──────── Provided records
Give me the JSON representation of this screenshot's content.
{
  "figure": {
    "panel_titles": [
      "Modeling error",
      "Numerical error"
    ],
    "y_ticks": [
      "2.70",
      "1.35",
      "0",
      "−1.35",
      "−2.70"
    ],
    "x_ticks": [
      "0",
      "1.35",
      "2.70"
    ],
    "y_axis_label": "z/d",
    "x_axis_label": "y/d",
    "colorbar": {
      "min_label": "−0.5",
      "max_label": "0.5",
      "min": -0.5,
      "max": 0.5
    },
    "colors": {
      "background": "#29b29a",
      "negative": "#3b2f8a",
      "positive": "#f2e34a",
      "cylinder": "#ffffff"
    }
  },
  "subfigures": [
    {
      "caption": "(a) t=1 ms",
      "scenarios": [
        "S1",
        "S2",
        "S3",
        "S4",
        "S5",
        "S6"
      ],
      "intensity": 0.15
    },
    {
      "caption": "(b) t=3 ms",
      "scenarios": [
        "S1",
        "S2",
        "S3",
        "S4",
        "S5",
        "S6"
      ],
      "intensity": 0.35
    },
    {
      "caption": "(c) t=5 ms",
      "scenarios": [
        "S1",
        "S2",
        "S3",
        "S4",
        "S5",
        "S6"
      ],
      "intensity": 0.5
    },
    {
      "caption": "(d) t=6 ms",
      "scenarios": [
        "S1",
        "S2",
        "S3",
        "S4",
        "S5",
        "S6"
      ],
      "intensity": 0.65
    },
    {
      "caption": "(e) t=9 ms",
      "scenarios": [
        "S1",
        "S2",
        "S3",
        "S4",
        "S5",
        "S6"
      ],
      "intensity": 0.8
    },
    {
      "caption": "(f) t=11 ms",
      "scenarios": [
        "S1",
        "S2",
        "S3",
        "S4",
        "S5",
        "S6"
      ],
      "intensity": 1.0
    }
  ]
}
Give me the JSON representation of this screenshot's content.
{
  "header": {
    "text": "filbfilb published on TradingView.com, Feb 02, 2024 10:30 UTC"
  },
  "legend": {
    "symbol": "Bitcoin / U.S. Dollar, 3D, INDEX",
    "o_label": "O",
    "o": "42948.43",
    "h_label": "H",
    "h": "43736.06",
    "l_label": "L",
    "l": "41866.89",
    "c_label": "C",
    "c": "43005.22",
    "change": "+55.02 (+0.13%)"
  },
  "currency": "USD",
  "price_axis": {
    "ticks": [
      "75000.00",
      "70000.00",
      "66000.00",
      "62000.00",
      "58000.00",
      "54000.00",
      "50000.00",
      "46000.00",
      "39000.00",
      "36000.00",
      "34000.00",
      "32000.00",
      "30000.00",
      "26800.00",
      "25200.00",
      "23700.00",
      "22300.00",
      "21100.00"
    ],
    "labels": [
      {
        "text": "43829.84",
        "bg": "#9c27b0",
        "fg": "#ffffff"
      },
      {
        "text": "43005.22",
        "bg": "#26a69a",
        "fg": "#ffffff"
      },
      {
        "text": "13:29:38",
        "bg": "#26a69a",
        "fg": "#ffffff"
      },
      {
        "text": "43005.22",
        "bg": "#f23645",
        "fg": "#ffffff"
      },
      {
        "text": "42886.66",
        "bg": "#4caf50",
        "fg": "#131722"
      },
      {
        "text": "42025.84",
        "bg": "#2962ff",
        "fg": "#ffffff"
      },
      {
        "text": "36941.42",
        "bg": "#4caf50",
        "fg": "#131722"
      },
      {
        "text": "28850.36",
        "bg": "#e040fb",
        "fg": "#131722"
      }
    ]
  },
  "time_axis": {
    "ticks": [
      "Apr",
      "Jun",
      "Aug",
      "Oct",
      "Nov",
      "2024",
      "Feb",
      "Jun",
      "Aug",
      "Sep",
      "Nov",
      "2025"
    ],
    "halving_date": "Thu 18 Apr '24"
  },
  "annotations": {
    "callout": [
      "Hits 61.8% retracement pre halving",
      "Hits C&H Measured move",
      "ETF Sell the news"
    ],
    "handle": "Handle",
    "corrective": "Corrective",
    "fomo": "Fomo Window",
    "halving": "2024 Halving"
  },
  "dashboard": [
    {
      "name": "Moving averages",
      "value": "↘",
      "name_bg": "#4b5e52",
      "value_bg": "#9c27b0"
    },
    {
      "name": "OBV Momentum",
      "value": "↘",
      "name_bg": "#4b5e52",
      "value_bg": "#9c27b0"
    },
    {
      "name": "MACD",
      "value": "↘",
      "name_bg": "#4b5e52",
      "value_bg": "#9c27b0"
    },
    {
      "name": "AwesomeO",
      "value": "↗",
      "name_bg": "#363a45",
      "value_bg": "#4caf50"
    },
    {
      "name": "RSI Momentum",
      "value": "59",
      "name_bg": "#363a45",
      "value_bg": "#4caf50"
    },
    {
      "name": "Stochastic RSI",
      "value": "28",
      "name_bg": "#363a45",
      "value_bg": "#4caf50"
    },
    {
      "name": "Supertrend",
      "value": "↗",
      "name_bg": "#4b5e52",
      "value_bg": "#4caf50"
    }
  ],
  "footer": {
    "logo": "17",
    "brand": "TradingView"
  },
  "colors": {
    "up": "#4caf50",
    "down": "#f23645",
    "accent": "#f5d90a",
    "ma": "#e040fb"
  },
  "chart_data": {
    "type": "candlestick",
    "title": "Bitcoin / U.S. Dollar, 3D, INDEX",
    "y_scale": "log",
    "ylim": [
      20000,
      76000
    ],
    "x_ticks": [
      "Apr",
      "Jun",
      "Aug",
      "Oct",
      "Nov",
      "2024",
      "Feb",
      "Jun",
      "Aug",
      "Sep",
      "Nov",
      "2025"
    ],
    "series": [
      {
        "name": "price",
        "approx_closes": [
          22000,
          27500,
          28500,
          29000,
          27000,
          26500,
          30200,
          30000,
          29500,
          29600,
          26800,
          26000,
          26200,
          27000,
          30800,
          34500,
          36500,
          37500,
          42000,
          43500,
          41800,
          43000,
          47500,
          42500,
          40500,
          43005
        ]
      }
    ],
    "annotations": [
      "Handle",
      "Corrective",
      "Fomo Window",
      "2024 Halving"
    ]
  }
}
────────────────
» Your objective
The records above are to be repeated exactly, in their entirety.

» The completed task
Give me the JSON representation of this screenshot's content.
{
  "figure": {
    "panel_titles": [
      "Modeling error",
      "Numerical error"
    ],
    "y_ticks": [
      "2.70",
      "1.35",
      "0",
      "−1.35",
      "−2.70"
    ],
    "x_ticks": [
      "0",
      "1.35",
      "2.70"
    ],
    "y_axis_label": "z/d",
    "x_axis_label": "y/d",
    "colorbar": {
      "min_label": "−0.5",
      "max_label": "0.5",
      "min": -0.5,
      "max": 0.5
    },
    "colors": {
      "background": "#29b29a",
      "negative": "#3b2f8a",
      "positive": "#f2e34a",
      "cylinder": "#ffffff"
    }
  },
  "subfigures": [
    {
      "caption": "(a) t=1 ms",
      "scenarios": [
        "S1",
        "S2",
        "S3",
        "S4",
        "S5",
        "S6"
      ],
      "intensity": 0.15
    },
    {
      "caption": "(b) t=3 ms",
      "scenarios": [
        "S1",
        "S2",
        "S3",
        "S4",
        "S5",
        "S6"
      ],
      "intensity": 0.35
    },
    {
      "caption": "(c) t=5 ms",
      "scenarios": [
        "S1",
        "S2",
        "S3",
        "S4",
        "S5",
        "S6"
      ],
      "intensity": 0.5
    },
    {
      "caption": "(d) t=6 ms",
      "scenarios": [
        "S1",
        "S2",
        "S3",
        "S4",
        "S5",
        "S6"
      ],
      "intensity": 0.65
    },
    {
      "caption": "(e) t=9 ms",
      "scenarios": [
        "S1",
        "S2",
        "S3",
        "S4",
        "S5",
        "S6"
      ],
      "intensity": 0.8
    },
    {
      "caption": "(f) t=11 ms",
      "scenarios": [
        "S1",
        "S2",
        "S3",
        "S4",
        "S5",
        "S6"
      ],
      "intensity": 1.0
    }
  ]
}
Give me the JSON representation of this screenshot's content.
{
  "header": {
    "text": "filbfilb published on TradingView.com, Feb 02, 2024 10:30 UTC"
  },
  "legend": {
    "symbol": "Bitcoin / U.S. Dollar, 3D, INDEX",
    "o_label": "O",
    "o": "42948.43",
    "h_label": "H",
    "h": "43736.06",
    "l_label": "L",
    "l": "41866.89",
    "c_label": "C",
    "c": "43005.22",
    "change": "+55.02 (+0.13%)"
  },
  "currency": "USD",
  "price_axis": {
    "ticks": [
      "75000.00",
      "70000.00",
      "66000.00",
      "62000.00",
      "58000.00",
      "54000.00",
      "50000.00",
      "46000.00",
      "39000.00",
      "36000.00",
      "34000.00",
      "32000.00",
      "30000.00",
      "26800.00",
      "25200.00",
      "23700.00",
      "22300.00",
      "21100.00"
    ],
    "labels": [
      {
        "text": "43829.84",
        "bg": "#9c27b0",
        "fg": "#ffffff"
      },
      {
        "text": "43005.22",
        "bg": "#26a69a",
        "fg": "#ffffff"
      },
      {
        "text": "13:29:38",
        "bg": "#26a69a",
        "fg": "#ffffff"
      },
      {
        "text": "43005.22",
        "bg": "#f23645",
        "fg": "#ffffff"
      },
      {
        "text": "42886.66",
        "bg": "#4caf50",
        "fg": "#131722"
      },
      {
        "text": "42025.84",
        "bg": "#2962ff",
        "fg": "#ffffff"
      },
      {
        "text": "36941.42",
        "bg": "#4caf50",
        "fg": "#131722"
      },
      {
        "text": "28850.36",
        "bg": "#e040fb",
        "fg": "#131722"
      }
    ]
  },
  "time_axis": {
    "ticks": [
      "Apr",
      "Jun",
      "Aug",
      "Oct",
      "Nov",
      "2024",
      "Feb",
      "Jun",
      "Aug",
      "Sep",
      "Nov",
      "2025"
    ],
    "halving_date": "Thu 18 Apr '24"
  },
  "annotations": {
    "callout": [
      "Hits 61.8% retracement pre halving",
      "Hits C&H Measured move",
      "ETF Sell the news"
    ],
    "handle": "Handle",
    "corrective": "Corrective",
    "fomo": "Fomo Window",
    "halving": "2024 Halving"
  },
  "dashboard": [
    {
      "name": "Moving averages",
      "value": "↘",
      "name_bg": "#4b5e52",
      "value_bg": "#9c27b0"
    },
    {
      "name": "OBV Momentum",
      "value": "↘",
      "name_bg": "#4b5e52",
      "value_bg": "#9c27b0"
    },
    {
      "name": "MACD",
      "value": "↘",
      "name_bg": "#4b5e52",
      "value_bg": "#9c27b0"
    },
    {
      "name": "AwesomeO",
      "value": "↗",
      "name_bg": "#363a45",
      "value_bg": "#4caf50"
    },
    {
      "name": "RSI Momentum",
      "value": "59",
      "name_bg": "#363a45",
      "value_bg": "#4caf50"
    },
    {
      "name": "Stochastic RSI",
      "value": "28",
      "name_bg": "#363a45",
      "value_bg": "#4caf50"
    },
    {
      "name": "Supertrend",
      "value": "↗",
      "name_bg": "#4b5e52",
      "value_bg": "#4caf50"
    }
  ],
  "footer": {
    "logo": "17",
    "brand": "TradingView"
  },
  "colors": {
    "up": "#4caf50",
    "down": "#f23645",
    "accent": "#f5d90a",
    "ma": "#e040fb"
  },
  "chart_data": {
    "type": "candlestick",
    "title": "Bitcoin / U.S. Dollar, 3D, INDEX",
    "y_scale": "log",
    "ylim": [
      20000,
      76000
    ],
    "x_ticks": [
      "Apr",
      "Jun",
      "Aug",
      "Oct",
      "Nov",
      "2024",
      "Feb",
      "Jun",
      "Aug",
      "Sep",
      "Nov",
      "2025"
    ],
    "series": [
      {
        "name": "price",
        "approx_closes": [
          22000,
          27500,
          28500,
          29000,
          27000,
          26500,
          30200,
          30000,
          29500,
          29600,
          26800,
          26000,
          26200,
          27000,
          30800,
          34500,
          36500,
          37500,
          42000,
          43500,
          41800,
          43000,
          47500,
          42500,
          40500,
          43005
        ]
      }
    ],
    "annotations": [
      "Handle",
      "Corrective",
      "Fomo Window",
      "2024 Halving"
    ]
  }
}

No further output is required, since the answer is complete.